─── Records for this task

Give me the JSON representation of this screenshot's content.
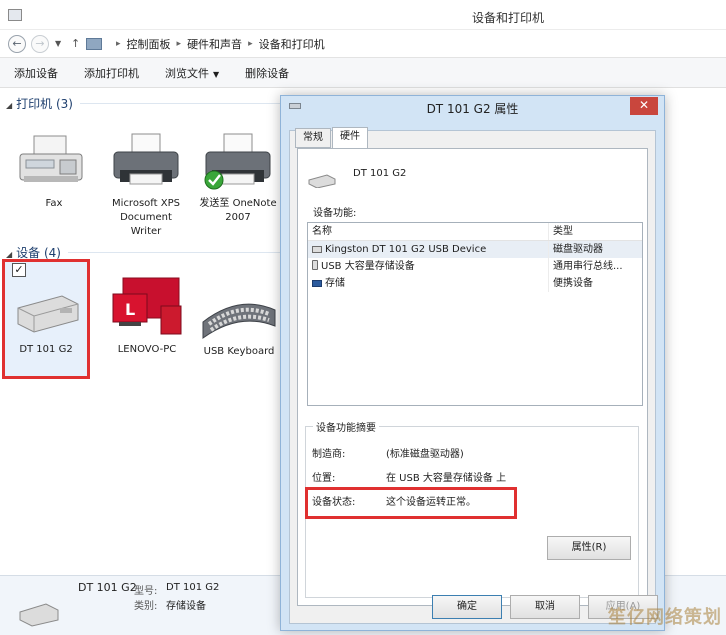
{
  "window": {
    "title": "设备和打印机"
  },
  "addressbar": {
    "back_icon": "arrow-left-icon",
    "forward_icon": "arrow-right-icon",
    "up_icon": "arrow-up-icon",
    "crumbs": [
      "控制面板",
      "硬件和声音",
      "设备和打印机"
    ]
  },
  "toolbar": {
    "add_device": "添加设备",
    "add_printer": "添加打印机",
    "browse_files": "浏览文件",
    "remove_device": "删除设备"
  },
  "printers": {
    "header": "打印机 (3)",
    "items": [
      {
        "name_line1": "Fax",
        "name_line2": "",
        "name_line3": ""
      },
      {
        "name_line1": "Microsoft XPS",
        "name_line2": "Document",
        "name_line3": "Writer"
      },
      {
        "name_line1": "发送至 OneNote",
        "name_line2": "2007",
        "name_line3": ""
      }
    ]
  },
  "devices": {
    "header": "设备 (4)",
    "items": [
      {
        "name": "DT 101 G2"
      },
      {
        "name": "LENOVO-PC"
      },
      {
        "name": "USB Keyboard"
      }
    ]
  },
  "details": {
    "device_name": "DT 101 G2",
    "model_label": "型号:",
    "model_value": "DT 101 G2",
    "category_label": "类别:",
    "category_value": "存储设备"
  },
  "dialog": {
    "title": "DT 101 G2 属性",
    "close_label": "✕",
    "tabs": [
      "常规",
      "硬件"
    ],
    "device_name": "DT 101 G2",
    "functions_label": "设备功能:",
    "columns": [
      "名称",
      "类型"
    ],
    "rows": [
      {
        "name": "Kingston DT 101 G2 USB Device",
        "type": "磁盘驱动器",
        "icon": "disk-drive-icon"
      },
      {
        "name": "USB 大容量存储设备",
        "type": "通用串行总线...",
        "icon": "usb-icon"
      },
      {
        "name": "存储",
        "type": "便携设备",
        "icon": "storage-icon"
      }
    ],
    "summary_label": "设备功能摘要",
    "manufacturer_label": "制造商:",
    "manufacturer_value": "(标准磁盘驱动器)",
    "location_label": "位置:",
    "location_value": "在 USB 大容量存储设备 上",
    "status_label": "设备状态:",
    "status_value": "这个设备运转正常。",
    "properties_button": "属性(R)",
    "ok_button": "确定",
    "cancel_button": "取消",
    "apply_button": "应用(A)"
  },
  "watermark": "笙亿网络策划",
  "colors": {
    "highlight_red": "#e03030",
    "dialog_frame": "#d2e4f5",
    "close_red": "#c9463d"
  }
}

──────

» **Direction**: Look through the data above. Find each line with the string "icon" and copy it.

» **Expected answer**:
    "back_icon": "arrow-left-icon",
    "forward_icon": "arrow-right-icon",
    "up_icon": "arrow-up-icon",
        "icon": "disk-drive-icon"
        "icon": "usb-icon"
        "icon": "storage-icon"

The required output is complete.